__Written task__.
Reproduce exactly the line in which "Read out every word on this page." occurs and all the lines after it, ending with the last line.
----
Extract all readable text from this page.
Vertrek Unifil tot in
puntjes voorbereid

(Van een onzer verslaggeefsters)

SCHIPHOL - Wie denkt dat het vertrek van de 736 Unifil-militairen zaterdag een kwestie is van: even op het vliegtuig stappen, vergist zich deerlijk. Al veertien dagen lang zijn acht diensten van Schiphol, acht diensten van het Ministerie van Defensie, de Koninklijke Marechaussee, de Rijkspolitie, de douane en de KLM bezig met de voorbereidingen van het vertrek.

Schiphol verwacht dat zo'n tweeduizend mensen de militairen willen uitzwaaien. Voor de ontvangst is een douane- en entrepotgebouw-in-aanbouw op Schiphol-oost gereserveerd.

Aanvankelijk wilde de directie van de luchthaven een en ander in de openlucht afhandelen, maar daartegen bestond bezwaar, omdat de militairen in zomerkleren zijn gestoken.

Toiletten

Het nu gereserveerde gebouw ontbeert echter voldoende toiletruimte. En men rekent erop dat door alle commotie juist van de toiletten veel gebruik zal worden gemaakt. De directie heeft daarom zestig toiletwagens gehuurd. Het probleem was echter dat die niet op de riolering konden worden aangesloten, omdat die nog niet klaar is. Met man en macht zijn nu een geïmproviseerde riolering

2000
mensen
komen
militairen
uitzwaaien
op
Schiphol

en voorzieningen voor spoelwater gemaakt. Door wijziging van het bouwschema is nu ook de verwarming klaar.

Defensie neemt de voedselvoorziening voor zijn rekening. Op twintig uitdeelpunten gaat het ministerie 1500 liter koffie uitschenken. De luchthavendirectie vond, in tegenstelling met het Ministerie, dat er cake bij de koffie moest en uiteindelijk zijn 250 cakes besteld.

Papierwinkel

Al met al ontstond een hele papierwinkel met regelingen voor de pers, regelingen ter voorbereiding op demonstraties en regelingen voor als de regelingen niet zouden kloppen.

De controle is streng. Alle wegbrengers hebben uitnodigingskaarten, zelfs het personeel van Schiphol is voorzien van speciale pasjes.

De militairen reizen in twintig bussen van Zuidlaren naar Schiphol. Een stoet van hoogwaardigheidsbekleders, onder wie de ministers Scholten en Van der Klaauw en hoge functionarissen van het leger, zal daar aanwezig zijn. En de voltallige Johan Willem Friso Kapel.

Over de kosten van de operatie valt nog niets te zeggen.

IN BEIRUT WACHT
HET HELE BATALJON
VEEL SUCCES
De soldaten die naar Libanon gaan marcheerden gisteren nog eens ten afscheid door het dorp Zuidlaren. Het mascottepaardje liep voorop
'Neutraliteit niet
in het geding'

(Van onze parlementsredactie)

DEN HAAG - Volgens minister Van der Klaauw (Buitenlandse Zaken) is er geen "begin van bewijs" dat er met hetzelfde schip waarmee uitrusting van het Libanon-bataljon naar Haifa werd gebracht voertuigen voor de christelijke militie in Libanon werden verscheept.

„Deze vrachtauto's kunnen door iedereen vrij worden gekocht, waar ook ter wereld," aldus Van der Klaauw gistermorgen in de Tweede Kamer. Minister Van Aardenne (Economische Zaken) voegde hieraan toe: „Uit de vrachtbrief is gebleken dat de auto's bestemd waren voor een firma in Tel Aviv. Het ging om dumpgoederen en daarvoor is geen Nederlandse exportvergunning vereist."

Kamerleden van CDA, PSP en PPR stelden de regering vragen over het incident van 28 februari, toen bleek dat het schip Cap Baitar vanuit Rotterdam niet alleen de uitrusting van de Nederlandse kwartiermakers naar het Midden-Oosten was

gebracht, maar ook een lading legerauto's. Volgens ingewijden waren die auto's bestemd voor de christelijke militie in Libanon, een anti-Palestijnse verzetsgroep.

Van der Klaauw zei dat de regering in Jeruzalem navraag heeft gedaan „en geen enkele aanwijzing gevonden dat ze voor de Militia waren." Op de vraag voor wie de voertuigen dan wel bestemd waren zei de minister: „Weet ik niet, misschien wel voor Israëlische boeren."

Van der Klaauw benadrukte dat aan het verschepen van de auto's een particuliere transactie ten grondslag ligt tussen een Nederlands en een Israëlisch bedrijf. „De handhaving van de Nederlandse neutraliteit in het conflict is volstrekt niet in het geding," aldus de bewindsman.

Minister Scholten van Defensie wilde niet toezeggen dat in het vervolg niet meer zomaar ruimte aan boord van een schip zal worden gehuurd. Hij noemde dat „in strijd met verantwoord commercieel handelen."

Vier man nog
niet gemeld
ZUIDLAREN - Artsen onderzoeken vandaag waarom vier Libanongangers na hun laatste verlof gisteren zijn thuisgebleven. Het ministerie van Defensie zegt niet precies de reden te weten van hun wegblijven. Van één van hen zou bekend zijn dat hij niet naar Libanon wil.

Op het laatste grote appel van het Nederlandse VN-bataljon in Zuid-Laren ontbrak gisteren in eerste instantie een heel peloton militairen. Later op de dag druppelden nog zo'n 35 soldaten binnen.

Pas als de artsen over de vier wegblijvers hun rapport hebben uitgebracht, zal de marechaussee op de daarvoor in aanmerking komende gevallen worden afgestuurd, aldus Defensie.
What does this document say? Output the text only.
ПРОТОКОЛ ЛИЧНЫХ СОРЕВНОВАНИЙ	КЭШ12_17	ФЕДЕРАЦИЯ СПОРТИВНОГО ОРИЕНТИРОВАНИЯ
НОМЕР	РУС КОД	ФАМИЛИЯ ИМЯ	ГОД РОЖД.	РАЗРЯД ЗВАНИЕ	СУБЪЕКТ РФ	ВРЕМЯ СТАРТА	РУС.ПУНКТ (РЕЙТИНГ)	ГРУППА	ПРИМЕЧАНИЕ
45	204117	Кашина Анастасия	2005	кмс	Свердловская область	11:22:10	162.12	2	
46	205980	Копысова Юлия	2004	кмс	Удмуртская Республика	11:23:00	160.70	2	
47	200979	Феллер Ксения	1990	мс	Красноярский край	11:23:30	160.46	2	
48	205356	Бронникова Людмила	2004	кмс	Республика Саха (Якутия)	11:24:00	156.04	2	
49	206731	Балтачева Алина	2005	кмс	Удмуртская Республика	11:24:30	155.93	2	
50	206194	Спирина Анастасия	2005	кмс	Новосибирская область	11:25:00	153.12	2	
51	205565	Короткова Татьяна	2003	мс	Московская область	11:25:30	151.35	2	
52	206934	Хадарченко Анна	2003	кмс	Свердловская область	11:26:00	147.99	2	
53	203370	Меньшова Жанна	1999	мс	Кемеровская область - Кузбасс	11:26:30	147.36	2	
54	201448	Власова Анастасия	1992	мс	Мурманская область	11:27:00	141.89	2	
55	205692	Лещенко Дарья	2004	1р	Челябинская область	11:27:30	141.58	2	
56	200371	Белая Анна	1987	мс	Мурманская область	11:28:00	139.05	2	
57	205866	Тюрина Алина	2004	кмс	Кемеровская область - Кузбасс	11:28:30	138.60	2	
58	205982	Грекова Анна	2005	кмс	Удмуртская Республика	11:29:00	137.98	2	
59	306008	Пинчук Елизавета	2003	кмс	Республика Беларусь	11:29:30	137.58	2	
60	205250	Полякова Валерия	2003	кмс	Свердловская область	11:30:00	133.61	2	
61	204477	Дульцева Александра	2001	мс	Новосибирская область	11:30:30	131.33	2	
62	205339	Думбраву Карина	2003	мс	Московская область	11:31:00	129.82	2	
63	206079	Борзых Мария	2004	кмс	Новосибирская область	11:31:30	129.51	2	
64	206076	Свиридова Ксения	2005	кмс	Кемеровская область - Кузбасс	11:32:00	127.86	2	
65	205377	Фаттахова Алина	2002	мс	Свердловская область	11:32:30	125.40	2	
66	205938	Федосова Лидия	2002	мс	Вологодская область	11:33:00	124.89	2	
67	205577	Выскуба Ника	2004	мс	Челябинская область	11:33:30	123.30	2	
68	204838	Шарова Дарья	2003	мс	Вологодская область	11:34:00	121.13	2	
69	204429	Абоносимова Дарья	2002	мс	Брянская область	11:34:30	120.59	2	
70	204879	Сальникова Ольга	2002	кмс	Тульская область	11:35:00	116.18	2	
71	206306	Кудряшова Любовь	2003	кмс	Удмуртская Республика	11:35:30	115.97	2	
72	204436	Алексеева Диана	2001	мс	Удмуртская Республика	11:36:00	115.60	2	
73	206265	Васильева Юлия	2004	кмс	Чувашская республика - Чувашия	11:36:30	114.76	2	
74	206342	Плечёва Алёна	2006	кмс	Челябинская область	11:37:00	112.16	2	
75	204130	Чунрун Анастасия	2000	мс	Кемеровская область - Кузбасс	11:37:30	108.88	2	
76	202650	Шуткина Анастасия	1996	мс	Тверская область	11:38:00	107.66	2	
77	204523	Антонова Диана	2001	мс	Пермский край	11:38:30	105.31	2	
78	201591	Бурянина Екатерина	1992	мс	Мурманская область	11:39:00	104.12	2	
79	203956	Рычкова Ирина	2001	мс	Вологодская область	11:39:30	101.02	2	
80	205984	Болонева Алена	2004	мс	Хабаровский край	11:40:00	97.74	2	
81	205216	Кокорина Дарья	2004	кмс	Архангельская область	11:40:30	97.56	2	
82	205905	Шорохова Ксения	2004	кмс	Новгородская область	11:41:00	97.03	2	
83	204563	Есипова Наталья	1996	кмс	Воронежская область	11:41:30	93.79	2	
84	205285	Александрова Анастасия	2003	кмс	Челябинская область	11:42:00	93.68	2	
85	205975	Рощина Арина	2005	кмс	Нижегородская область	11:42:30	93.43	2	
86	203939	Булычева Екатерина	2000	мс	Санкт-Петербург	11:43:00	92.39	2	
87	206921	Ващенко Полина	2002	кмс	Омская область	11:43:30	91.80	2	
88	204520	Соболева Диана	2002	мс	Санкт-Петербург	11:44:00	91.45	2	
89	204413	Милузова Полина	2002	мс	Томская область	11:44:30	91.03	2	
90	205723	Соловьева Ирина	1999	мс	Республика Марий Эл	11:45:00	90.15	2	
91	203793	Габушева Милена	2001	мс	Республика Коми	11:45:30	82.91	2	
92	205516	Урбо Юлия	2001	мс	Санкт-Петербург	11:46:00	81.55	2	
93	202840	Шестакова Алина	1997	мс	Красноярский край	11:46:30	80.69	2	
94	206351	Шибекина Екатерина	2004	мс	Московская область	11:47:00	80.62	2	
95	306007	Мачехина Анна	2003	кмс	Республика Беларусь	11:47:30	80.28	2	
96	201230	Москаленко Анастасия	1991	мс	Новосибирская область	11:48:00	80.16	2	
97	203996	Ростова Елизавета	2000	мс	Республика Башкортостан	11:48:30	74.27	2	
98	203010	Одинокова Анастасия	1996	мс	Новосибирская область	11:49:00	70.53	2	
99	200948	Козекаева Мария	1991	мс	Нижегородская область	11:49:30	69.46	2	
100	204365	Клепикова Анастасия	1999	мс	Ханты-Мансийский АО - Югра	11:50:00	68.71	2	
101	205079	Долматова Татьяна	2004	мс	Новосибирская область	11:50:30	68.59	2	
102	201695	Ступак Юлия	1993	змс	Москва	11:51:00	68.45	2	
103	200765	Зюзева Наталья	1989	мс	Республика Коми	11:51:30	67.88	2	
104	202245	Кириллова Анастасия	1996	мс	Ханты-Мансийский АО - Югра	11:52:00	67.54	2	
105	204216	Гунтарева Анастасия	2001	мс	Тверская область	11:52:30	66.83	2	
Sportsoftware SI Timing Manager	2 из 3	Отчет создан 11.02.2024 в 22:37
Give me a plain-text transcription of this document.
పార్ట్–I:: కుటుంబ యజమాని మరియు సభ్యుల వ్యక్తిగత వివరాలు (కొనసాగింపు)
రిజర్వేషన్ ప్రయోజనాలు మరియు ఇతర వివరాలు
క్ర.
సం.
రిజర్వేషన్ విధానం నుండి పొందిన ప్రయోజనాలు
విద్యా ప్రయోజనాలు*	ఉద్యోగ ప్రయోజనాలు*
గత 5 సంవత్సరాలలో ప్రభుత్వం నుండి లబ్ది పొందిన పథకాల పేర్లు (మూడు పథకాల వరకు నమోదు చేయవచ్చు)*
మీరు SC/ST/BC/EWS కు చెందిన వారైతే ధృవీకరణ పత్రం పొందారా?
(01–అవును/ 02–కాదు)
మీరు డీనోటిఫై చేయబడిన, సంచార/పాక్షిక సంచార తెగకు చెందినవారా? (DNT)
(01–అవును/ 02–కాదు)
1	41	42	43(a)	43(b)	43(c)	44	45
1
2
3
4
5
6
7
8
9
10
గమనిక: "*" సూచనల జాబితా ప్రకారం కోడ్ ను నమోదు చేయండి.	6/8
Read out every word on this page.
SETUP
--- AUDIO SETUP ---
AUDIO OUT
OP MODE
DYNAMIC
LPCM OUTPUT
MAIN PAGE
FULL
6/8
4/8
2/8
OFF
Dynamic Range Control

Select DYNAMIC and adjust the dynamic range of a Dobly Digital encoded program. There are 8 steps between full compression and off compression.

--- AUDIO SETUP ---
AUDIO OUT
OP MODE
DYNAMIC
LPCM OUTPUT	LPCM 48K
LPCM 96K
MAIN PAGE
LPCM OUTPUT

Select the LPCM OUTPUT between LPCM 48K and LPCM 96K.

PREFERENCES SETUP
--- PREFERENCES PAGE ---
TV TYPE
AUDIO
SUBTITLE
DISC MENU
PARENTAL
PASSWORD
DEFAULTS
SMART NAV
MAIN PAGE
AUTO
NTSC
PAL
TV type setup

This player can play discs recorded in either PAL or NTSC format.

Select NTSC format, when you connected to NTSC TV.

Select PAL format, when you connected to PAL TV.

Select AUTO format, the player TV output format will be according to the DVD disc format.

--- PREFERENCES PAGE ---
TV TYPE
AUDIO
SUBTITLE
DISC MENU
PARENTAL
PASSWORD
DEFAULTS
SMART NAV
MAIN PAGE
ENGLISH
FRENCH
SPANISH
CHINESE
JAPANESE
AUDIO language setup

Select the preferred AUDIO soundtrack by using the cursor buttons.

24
----
__Task solution__.
Read out every word on this page.
SETUP
--- AUDIO SETUP ---
AUDIO OUT
OP MODE
DYNAMIC
LPCM OUTPUT
MAIN PAGE
FULL
6/8
4/8
2/8
OFF
Dynamic Range Control

Select DYNAMIC and adjust the dynamic range of a Dobly Digital encoded program. There are 8 steps between full compression and off compression.

--- AUDIO SETUP ---
AUDIO OUT
OP MODE
DYNAMIC
LPCM OUTPUT	LPCM 48K
LPCM 96K
MAIN PAGE
LPCM OUTPUT

Select the LPCM OUTPUT between LPCM 48K and LPCM 96K.

PREFERENCES SETUP
--- PREFERENCES PAGE ---
TV TYPE
AUDIO
SUBTITLE
DISC MENU
PARENTAL
PASSWORD
DEFAULTS
SMART NAV
MAIN PAGE
AUTO
NTSC
PAL
TV type setup

This player can play discs recorded in either PAL or NTSC format.

Select NTSC format, when you connected to NTSC TV.

Select PAL format, when you connected to PAL TV.

Select AUTO format, the player TV output format will be according to the DVD disc format.

--- PREFERENCES PAGE ---
TV TYPE
AUDIO
SUBTITLE
DISC MENU
PARENTAL
PASSWORD
DEFAULTS
SMART NAV
MAIN PAGE
ENGLISH
FRENCH
SPANISH
CHINESE
JAPANESE
AUDIO language setup

Select the preferred AUDIO soundtrack by using the cursor buttons.

24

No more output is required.